↓

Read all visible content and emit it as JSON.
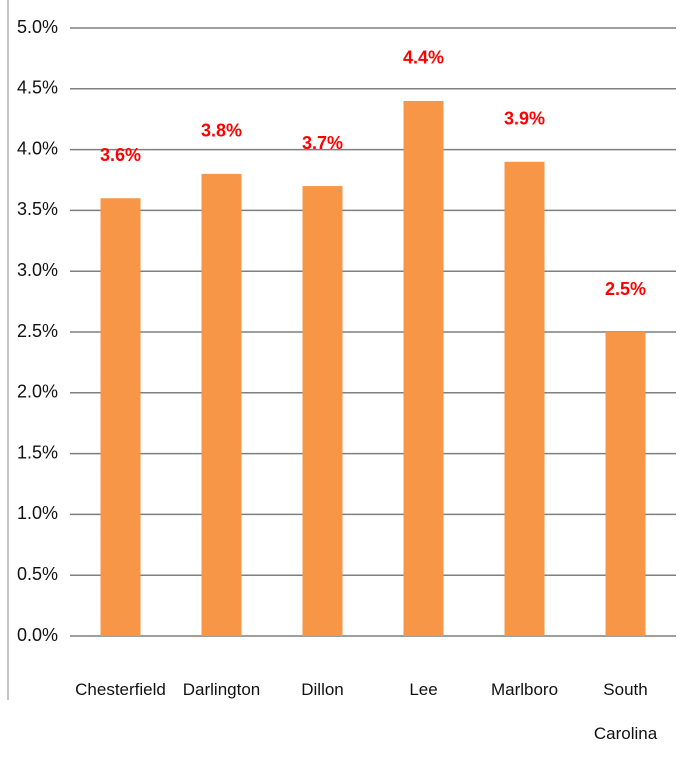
{
  "chart_data": {
    "type": "bar",
    "categories": [
      "Chesterfield",
      "Darlington",
      "Dillon",
      "Lee",
      "Marlboro",
      "South Carolina"
    ],
    "values": [
      3.6,
      3.8,
      3.7,
      4.4,
      3.9,
      2.5
    ],
    "value_labels": [
      "3.6%",
      "3.8%",
      "3.7%",
      "4.4%",
      "3.9%",
      "2.5%"
    ],
    "color": "#f79646",
    "value_label_color": "#ff0000",
    "ylim": [
      0,
      5
    ],
    "yticks": [
      {
        "value": 0,
        "label": "0.0%"
      },
      {
        "value": 0.5,
        "label": "0.5%"
      },
      {
        "value": 1,
        "label": "1.0%"
      },
      {
        "value": 1.5,
        "label": "1.5%"
      },
      {
        "value": 2,
        "label": "2.0%"
      },
      {
        "value": 2.5,
        "label": "2.5%"
      },
      {
        "value": 3,
        "label": "3.0%"
      },
      {
        "value": 3.5,
        "label": "3.5%"
      },
      {
        "value": 4,
        "label": "4.0%"
      },
      {
        "value": 4.5,
        "label": "4.5%"
      },
      {
        "value": 5,
        "label": "5.0%"
      }
    ],
    "grid": true
  }
}
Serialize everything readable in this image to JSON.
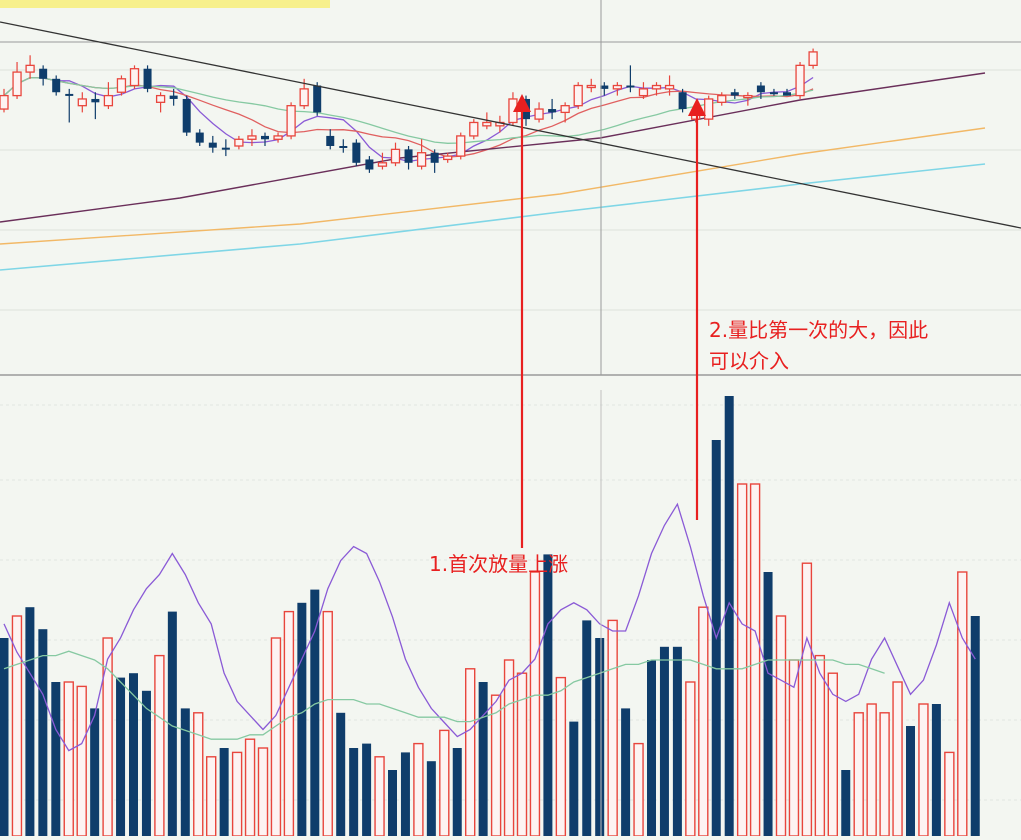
{
  "colors": {
    "background": "#f3f6f1",
    "up": "#e8453c",
    "down": "#0f3d6b",
    "ma5": "#8a5ad6",
    "ma10": "#e06060",
    "ma20": "#86c9a2",
    "ma60": "#6a2f5a",
    "ma120": "#f2b866",
    "ma250": "#7fd6e6",
    "trendline": "#333333",
    "annotation": "#e82020"
  },
  "annotations": {
    "first": "1.首次放量上涨",
    "second_line1": "2.量比第一次的大，因此",
    "second_line2": "可以介入"
  },
  "chart_data": [
    {
      "type": "candlestick",
      "title": "",
      "xlabel": "",
      "ylabel": "",
      "grid": true,
      "ylim": [
        0,
        100
      ],
      "candles": [
        {
          "o": 72,
          "c": 80,
          "h": 84,
          "l": 70,
          "up": true
        },
        {
          "o": 80,
          "c": 94,
          "h": 100,
          "l": 78,
          "up": true
        },
        {
          "o": 94,
          "c": 98,
          "h": 104,
          "l": 90,
          "up": true
        },
        {
          "o": 96,
          "c": 90,
          "h": 98,
          "l": 86,
          "up": false
        },
        {
          "o": 90,
          "c": 82,
          "h": 92,
          "l": 80,
          "up": false
        },
        {
          "o": 81,
          "c": 80,
          "h": 84,
          "l": 64,
          "up": false
        },
        {
          "o": 74,
          "c": 78,
          "h": 82,
          "l": 70,
          "up": true
        },
        {
          "o": 78,
          "c": 76,
          "h": 82,
          "l": 66,
          "up": false
        },
        {
          "o": 74,
          "c": 80,
          "h": 88,
          "l": 72,
          "up": true
        },
        {
          "o": 82,
          "c": 90,
          "h": 92,
          "l": 80,
          "up": true
        },
        {
          "o": 86,
          "c": 96,
          "h": 98,
          "l": 84,
          "up": true
        },
        {
          "o": 96,
          "c": 84,
          "h": 98,
          "l": 82,
          "up": false
        },
        {
          "o": 76,
          "c": 80,
          "h": 82,
          "l": 70,
          "up": true
        },
        {
          "o": 80,
          "c": 78,
          "h": 84,
          "l": 74,
          "up": false
        },
        {
          "o": 78,
          "c": 58,
          "h": 80,
          "l": 56,
          "up": false
        },
        {
          "o": 58,
          "c": 52,
          "h": 60,
          "l": 50,
          "up": false
        },
        {
          "o": 52,
          "c": 49,
          "h": 56,
          "l": 46,
          "up": false
        },
        {
          "o": 49,
          "c": 49,
          "h": 54,
          "l": 44,
          "up": false
        },
        {
          "o": 50,
          "c": 54,
          "h": 56,
          "l": 48,
          "up": true
        },
        {
          "o": 54,
          "c": 56,
          "h": 60,
          "l": 50,
          "up": true
        },
        {
          "o": 56,
          "c": 54,
          "h": 58,
          "l": 50,
          "up": false
        },
        {
          "o": 54,
          "c": 56,
          "h": 58,
          "l": 52,
          "up": true
        },
        {
          "o": 56,
          "c": 74,
          "h": 76,
          "l": 54,
          "up": true
        },
        {
          "o": 74,
          "c": 84,
          "h": 90,
          "l": 72,
          "up": true
        },
        {
          "o": 86,
          "c": 70,
          "h": 88,
          "l": 68,
          "up": false
        },
        {
          "o": 56,
          "c": 50,
          "h": 60,
          "l": 48,
          "up": false
        },
        {
          "o": 50,
          "c": 50,
          "h": 54,
          "l": 46,
          "up": false
        },
        {
          "o": 52,
          "c": 40,
          "h": 54,
          "l": 38,
          "up": false
        },
        {
          "o": 42,
          "c": 36,
          "h": 44,
          "l": 34,
          "up": false
        },
        {
          "o": 38,
          "c": 40,
          "h": 46,
          "l": 36,
          "up": true
        },
        {
          "o": 40,
          "c": 48,
          "h": 52,
          "l": 38,
          "up": true
        },
        {
          "o": 48,
          "c": 40,
          "h": 50,
          "l": 36,
          "up": false
        },
        {
          "o": 38,
          "c": 46,
          "h": 54,
          "l": 36,
          "up": true
        },
        {
          "o": 46,
          "c": 40,
          "h": 48,
          "l": 34,
          "up": false
        },
        {
          "o": 42,
          "c": 44,
          "h": 46,
          "l": 40,
          "up": true
        },
        {
          "o": 44,
          "c": 56,
          "h": 58,
          "l": 42,
          "up": true
        },
        {
          "o": 56,
          "c": 64,
          "h": 66,
          "l": 54,
          "up": true
        },
        {
          "o": 62,
          "c": 64,
          "h": 70,
          "l": 60,
          "up": true
        },
        {
          "o": 62,
          "c": 64,
          "h": 68,
          "l": 58,
          "up": true
        },
        {
          "o": 64,
          "c": 78,
          "h": 82,
          "l": 62,
          "up": true
        },
        {
          "o": 78,
          "c": 66,
          "h": 80,
          "l": 62,
          "up": false
        },
        {
          "o": 66,
          "c": 72,
          "h": 76,
          "l": 64,
          "up": true
        },
        {
          "o": 72,
          "c": 70,
          "h": 78,
          "l": 66,
          "up": false
        },
        {
          "o": 70,
          "c": 74,
          "h": 76,
          "l": 64,
          "up": true
        },
        {
          "o": 74,
          "c": 86,
          "h": 88,
          "l": 72,
          "up": true
        },
        {
          "o": 86,
          "c": 86,
          "h": 90,
          "l": 82,
          "up": true
        },
        {
          "o": 86,
          "c": 84,
          "h": 88,
          "l": 80,
          "up": false
        },
        {
          "o": 84,
          "c": 86,
          "h": 88,
          "l": 80,
          "up": true
        },
        {
          "o": 86,
          "c": 86,
          "h": 98,
          "l": 82,
          "up": false
        },
        {
          "o": 84,
          "c": 80,
          "h": 88,
          "l": 78,
          "up": true
        },
        {
          "o": 84,
          "c": 86,
          "h": 88,
          "l": 80,
          "up": true
        },
        {
          "o": 84,
          "c": 86,
          "h": 92,
          "l": 80,
          "up": true
        },
        {
          "o": 82,
          "c": 72,
          "h": 84,
          "l": 70,
          "up": false
        },
        {
          "o": 70,
          "c": 66,
          "h": 72,
          "l": 64,
          "up": true
        },
        {
          "o": 66,
          "c": 78,
          "h": 80,
          "l": 62,
          "up": true
        },
        {
          "o": 76,
          "c": 80,
          "h": 82,
          "l": 74,
          "up": true
        },
        {
          "o": 80,
          "c": 82,
          "h": 84,
          "l": 78,
          "up": false
        },
        {
          "o": 80,
          "c": 80,
          "h": 82,
          "l": 74,
          "up": true
        },
        {
          "o": 82,
          "c": 86,
          "h": 88,
          "l": 78,
          "up": false
        },
        {
          "o": 82,
          "c": 82,
          "h": 84,
          "l": 80,
          "up": false
        },
        {
          "o": 80,
          "c": 82,
          "h": 84,
          "l": 80,
          "up": false
        },
        {
          "o": 80,
          "c": 98,
          "h": 100,
          "l": 78,
          "up": true
        },
        {
          "o": 98,
          "c": 106,
          "h": 108,
          "l": 96,
          "up": true
        }
      ]
    },
    {
      "type": "bar",
      "title": "",
      "xlabel": "",
      "ylabel": "",
      "grid": true,
      "ylim": [
        0,
        100
      ],
      "series": [
        {
          "values": [
            45,
            50,
            52,
            47,
            35,
            35,
            34,
            29,
            45,
            36,
            37,
            33,
            41,
            51,
            29,
            28,
            18,
            20,
            19,
            22,
            20,
            45,
            51,
            53,
            56,
            51,
            28,
            20,
            21,
            18,
            15,
            19,
            21,
            17,
            24,
            20,
            38,
            35,
            32,
            40,
            37,
            60,
            64,
            36,
            26,
            49,
            45,
            49,
            29,
            21,
            40,
            43,
            43,
            35,
            52,
            90,
            100,
            80,
            80,
            60,
            50,
            40,
            62,
            41,
            37,
            15,
            28,
            30,
            28,
            35,
            25,
            30,
            30,
            19,
            60,
            50
          ]
        },
        {
          "values": [
            27,
            23,
            20,
            17,
            12,
            9,
            10,
            14,
            22,
            25,
            29,
            32,
            34,
            37,
            34,
            30,
            27,
            20,
            16,
            14,
            12,
            14,
            18,
            22,
            26,
            32,
            36,
            38,
            37,
            33,
            28,
            22,
            18,
            15,
            13,
            11,
            12,
            14,
            16,
            19,
            20,
            22,
            27,
            29,
            30,
            29,
            27,
            26,
            26,
            31,
            37,
            41,
            44,
            38,
            31,
            25,
            30,
            27,
            26,
            20,
            19,
            18,
            25,
            20,
            17,
            16,
            17,
            22,
            25,
            21,
            17,
            19,
            24,
            30,
            25,
            22
          ]
        },
        {
          "values": [
            33,
            34,
            35,
            36,
            36,
            37,
            36,
            35,
            33,
            30,
            27,
            24,
            22,
            20,
            19,
            18,
            17,
            17,
            17,
            18,
            18,
            20,
            22,
            23,
            25,
            26,
            26,
            26,
            25,
            25,
            24,
            23,
            22,
            22,
            22,
            21,
            21,
            22,
            23,
            25,
            26,
            27,
            27,
            28,
            30,
            31,
            32,
            33,
            34,
            34,
            35,
            35,
            35,
            35,
            34,
            33,
            33,
            33,
            34,
            35,
            35,
            35,
            35,
            35,
            35,
            34,
            34,
            33,
            32
          ]
        }
      ]
    }
  ]
}
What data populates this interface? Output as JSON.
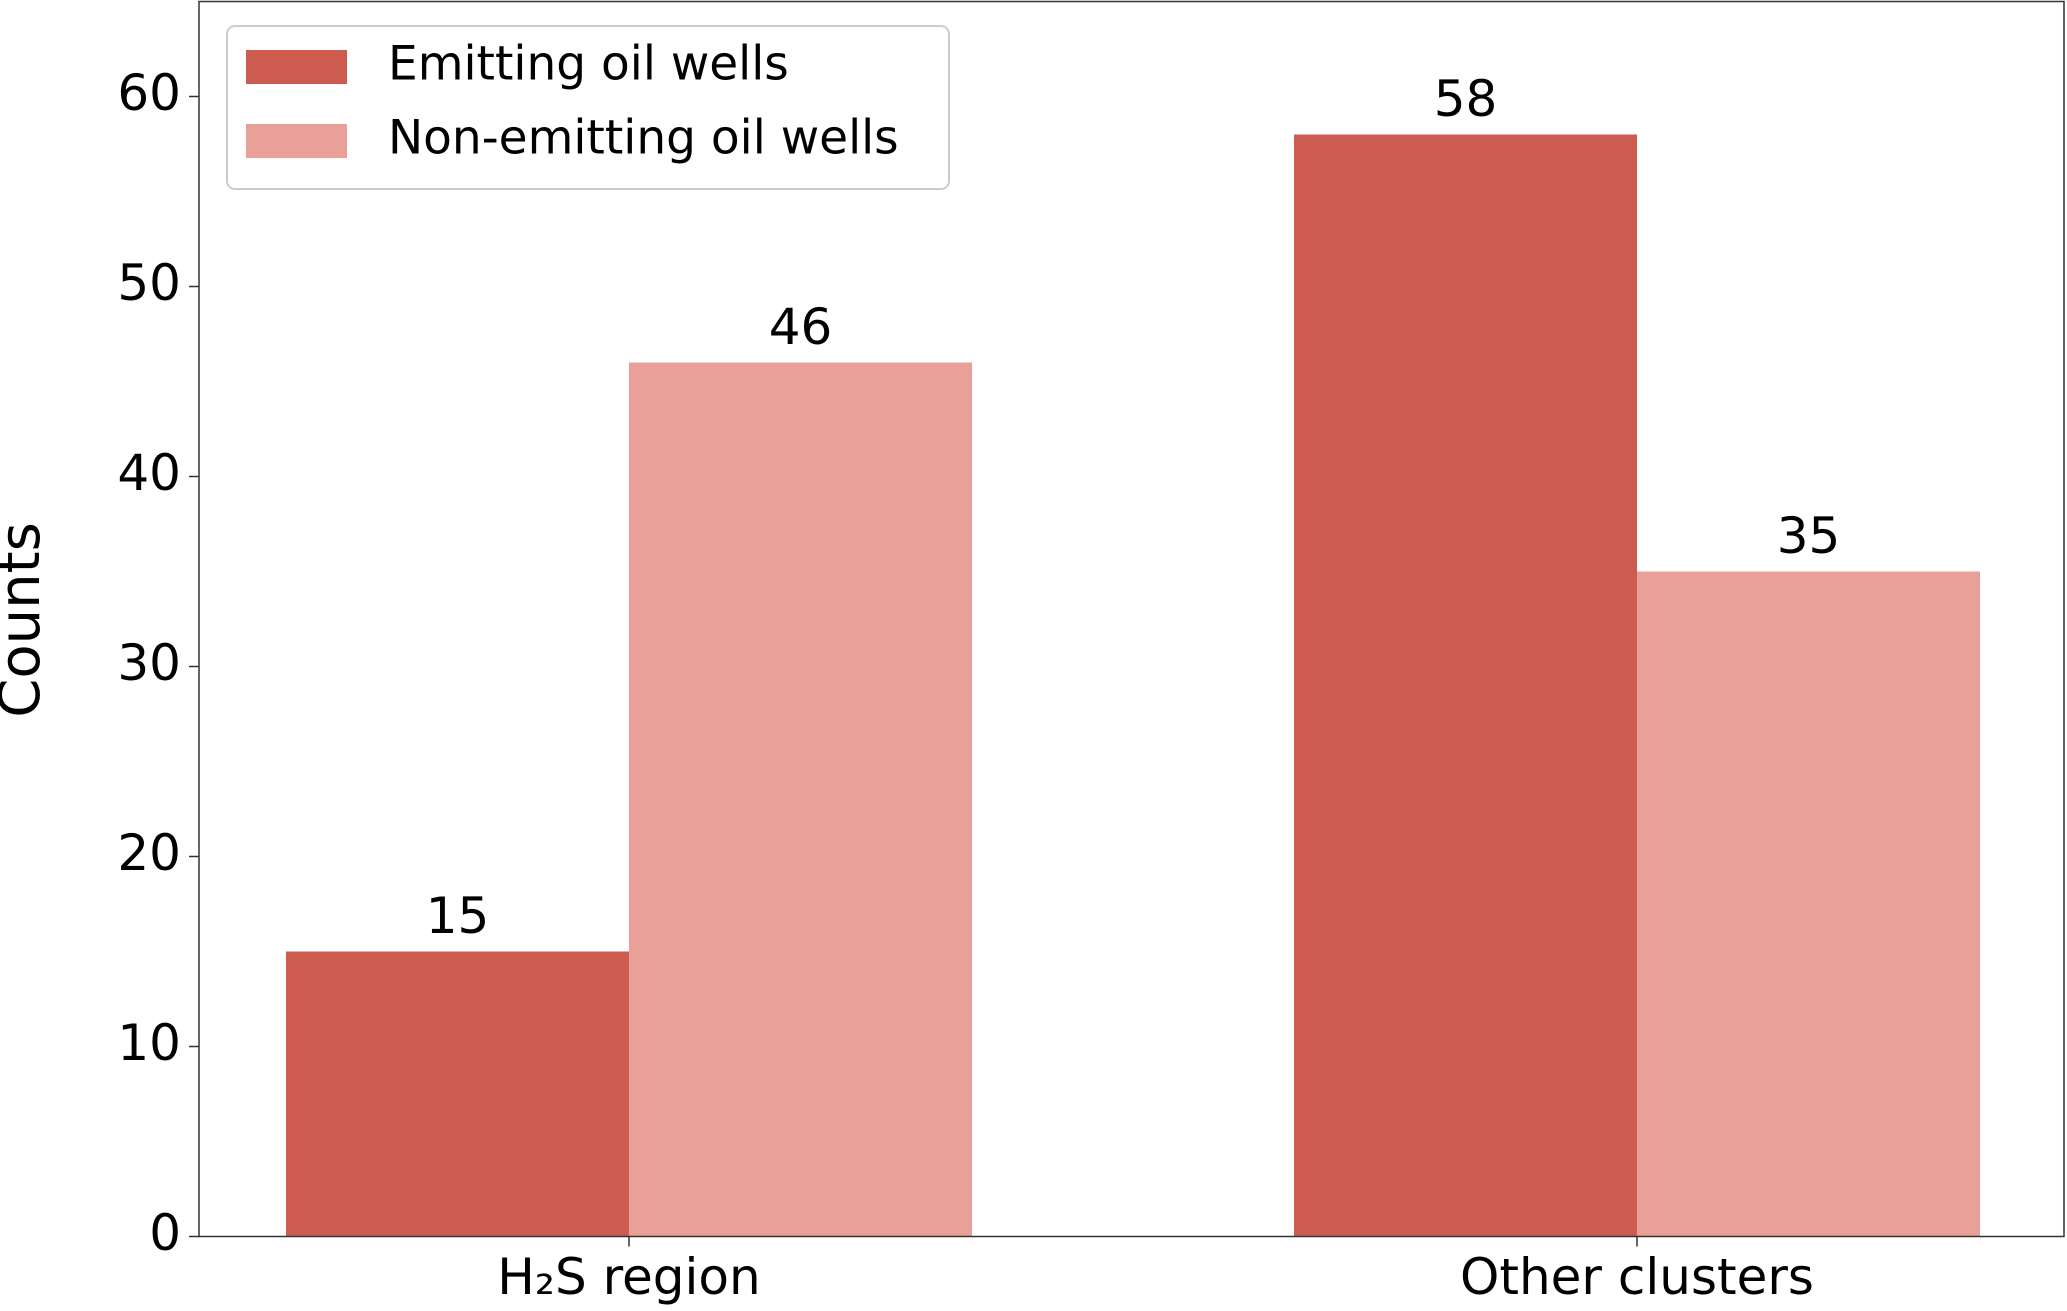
{
  "chart_data": {
    "type": "bar",
    "y_label": "Counts",
    "categories": [
      "H₂S region",
      "Other clusters"
    ],
    "series": [
      {
        "name": "Emitting oil wells",
        "color": "#cd5c50",
        "values": [
          15,
          58
        ]
      },
      {
        "name": "Non-emitting oil wells",
        "color": "#e8a098",
        "values": [
          46,
          35
        ]
      }
    ],
    "ylim": [
      0,
      65
    ],
    "yticks": [
      0,
      10,
      20,
      30,
      40,
      50,
      60
    ],
    "legend": "upper left",
    "data_labels": true
  }
}
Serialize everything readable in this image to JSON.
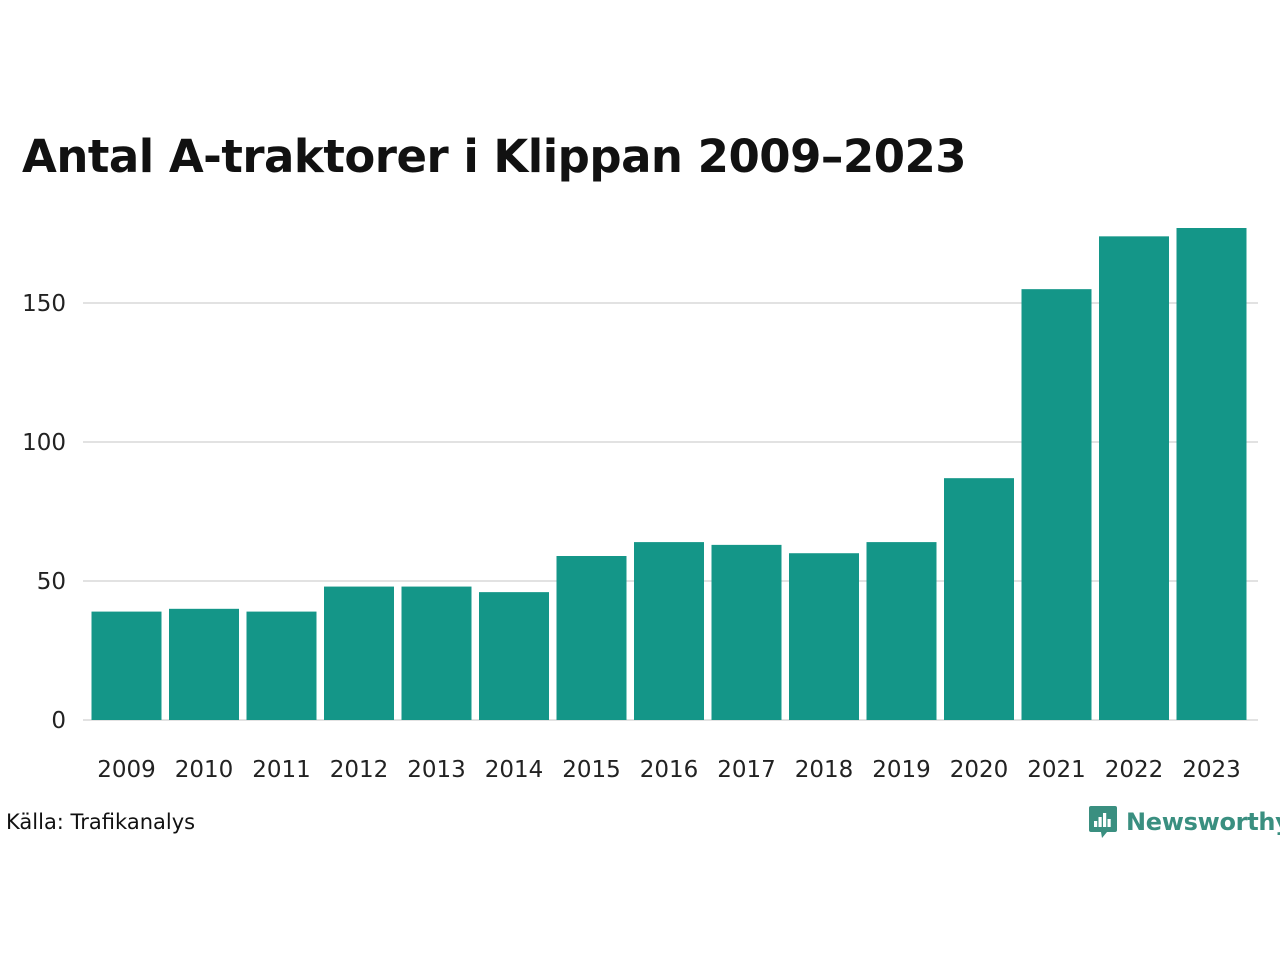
{
  "chart_data": {
    "type": "bar",
    "title": "Antal A-traktorer i Klippan 2009–2023",
    "categories": [
      "2009",
      "2010",
      "2011",
      "2012",
      "2013",
      "2014",
      "2015",
      "2016",
      "2017",
      "2018",
      "2019",
      "2020",
      "2021",
      "2022",
      "2023"
    ],
    "values": [
      39,
      40,
      39,
      48,
      48,
      46,
      59,
      64,
      63,
      60,
      64,
      87,
      155,
      174,
      177
    ],
    "xlabel": "",
    "ylabel": "",
    "ylim": [
      0,
      177
    ],
    "yticks": [
      0,
      50,
      100,
      150
    ],
    "grid": true,
    "bar_color": "#149688",
    "grid_color": "#e2e2e2"
  },
  "footer": {
    "source": "Källa: Trafikanalys",
    "brand": "Newsworthy",
    "brand_icon": "newsworthy-logo-icon",
    "brand_color": "#3a8f80"
  }
}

↑

#### [GIVEN PROBLEM]
Your answer should be a single number: the count of lines in these records that hold the string "name".

#### [EXERCISE ANSWER]
2